# Types of Games You're Just Not Good At?



## DarkDesertFox (Jan 14, 2016)

I've noticed I just plain suck at those 1v1 arcade styled fighting games. A lot of it involves memorizing combos which I am too lazy to do. Especially since they always label the buttons with some weird letter like K, D, R, etc. Despite how bad I am at them I love these fighting games. I've been playing Soul Calibur games for years and I'm decent at best compared to online players. Are there any games you're not good at?


----------



## Mariah (Jan 14, 2016)

Every game that requires skill. 
I suck at all of them.


----------



## Halloqueen (Jan 15, 2016)

I'm terrible at platformers. I didn't grow up playing them because I was more interested in other genres, so getting into them in more recent years has been rough.


----------



## Psydye (Jan 15, 2016)

Strategy games. Fighting as well. There are definitely others, I think.


----------



## Rasha (Jan 15, 2016)

after playing splatoon for long enough I realized how much I suck at shooting and aiming, I've also played a lil bit of call of duty with my brother before and could't shoot a thing, I'm also not very good at most "stealth" missions in any game really..

* _RECORD EXTRACTS_:
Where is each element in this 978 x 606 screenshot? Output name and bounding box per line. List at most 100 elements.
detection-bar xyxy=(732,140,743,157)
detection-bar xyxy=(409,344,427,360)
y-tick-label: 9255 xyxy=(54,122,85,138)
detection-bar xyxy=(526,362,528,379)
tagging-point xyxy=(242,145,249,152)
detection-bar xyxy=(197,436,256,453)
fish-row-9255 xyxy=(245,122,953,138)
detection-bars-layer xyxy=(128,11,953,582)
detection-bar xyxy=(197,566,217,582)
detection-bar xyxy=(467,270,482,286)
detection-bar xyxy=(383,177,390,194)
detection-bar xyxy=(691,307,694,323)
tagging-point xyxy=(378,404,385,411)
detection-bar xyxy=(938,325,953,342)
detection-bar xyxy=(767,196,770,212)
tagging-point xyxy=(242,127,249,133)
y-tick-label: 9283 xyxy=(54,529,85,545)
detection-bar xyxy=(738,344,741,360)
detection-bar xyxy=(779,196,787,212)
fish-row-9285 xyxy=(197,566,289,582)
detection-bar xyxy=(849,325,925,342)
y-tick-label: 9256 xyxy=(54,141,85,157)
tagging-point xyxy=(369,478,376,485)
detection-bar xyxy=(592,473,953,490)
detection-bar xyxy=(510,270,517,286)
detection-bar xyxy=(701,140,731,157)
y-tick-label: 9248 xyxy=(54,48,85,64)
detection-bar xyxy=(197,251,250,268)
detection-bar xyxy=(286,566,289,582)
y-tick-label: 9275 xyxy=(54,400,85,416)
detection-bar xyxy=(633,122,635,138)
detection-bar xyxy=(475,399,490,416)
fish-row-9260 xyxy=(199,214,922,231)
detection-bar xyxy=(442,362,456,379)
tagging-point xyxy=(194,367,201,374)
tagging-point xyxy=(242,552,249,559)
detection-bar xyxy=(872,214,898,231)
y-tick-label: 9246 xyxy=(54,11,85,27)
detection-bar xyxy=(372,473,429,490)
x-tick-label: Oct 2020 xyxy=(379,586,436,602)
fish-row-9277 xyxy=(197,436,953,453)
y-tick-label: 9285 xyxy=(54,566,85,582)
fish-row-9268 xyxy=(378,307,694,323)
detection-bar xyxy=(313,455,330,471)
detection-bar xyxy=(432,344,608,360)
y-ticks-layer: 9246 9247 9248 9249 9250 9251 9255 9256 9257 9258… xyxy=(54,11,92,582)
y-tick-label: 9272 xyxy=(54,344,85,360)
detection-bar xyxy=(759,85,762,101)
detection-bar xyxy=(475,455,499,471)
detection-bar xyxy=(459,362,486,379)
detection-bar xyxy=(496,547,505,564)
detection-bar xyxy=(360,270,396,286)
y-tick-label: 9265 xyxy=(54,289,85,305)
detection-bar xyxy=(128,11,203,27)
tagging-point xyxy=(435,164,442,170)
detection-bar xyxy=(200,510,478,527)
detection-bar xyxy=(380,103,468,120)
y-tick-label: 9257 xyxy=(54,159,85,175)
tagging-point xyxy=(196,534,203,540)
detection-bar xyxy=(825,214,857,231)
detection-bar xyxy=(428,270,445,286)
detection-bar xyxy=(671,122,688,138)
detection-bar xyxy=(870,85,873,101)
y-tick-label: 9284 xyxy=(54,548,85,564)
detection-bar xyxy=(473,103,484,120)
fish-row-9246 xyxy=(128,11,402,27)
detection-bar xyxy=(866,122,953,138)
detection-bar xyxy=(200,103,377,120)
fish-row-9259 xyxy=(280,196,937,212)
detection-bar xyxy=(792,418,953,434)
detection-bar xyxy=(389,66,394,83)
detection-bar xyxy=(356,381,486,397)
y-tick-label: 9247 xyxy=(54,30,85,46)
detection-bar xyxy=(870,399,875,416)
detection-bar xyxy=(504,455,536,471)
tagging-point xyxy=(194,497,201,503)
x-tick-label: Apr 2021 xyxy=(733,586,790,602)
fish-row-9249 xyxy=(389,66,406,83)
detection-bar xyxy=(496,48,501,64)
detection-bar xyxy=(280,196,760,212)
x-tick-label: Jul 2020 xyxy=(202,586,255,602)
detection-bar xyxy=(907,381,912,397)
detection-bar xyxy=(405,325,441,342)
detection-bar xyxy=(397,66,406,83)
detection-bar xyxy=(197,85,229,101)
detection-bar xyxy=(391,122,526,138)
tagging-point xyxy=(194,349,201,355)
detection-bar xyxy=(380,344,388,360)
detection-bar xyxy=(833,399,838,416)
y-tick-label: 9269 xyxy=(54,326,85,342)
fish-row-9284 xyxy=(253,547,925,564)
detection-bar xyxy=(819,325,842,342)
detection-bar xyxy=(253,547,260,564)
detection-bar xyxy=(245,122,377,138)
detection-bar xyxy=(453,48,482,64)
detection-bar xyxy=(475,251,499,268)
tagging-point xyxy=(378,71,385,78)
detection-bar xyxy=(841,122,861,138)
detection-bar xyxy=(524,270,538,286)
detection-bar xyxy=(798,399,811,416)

* _EXERCISE AIM_: Reproduce word for word the part of the forum thread above about games people are bad at, between "## DarkDesertFox (Jan" and "that requires skill.", inclusive.

* _EXERCISE RESPONSE_:
## DarkDesertFox (Jan 14, 2016)

I've noticed I just plain suck at those 1v1 arcade styled fighting games. A lot of it involves memorizing combos which I am too lazy to do. Especially since they always label the buttons with some weird letter like K, D, R, etc. Despite how bad I am at them I love these fighting games. I've been playing Soul Calibur games for years and I'm decent at best compared to online players. Are there any games you're not good at?


----------



## Mariah (Jan 14, 2016)

Every game that requires skill.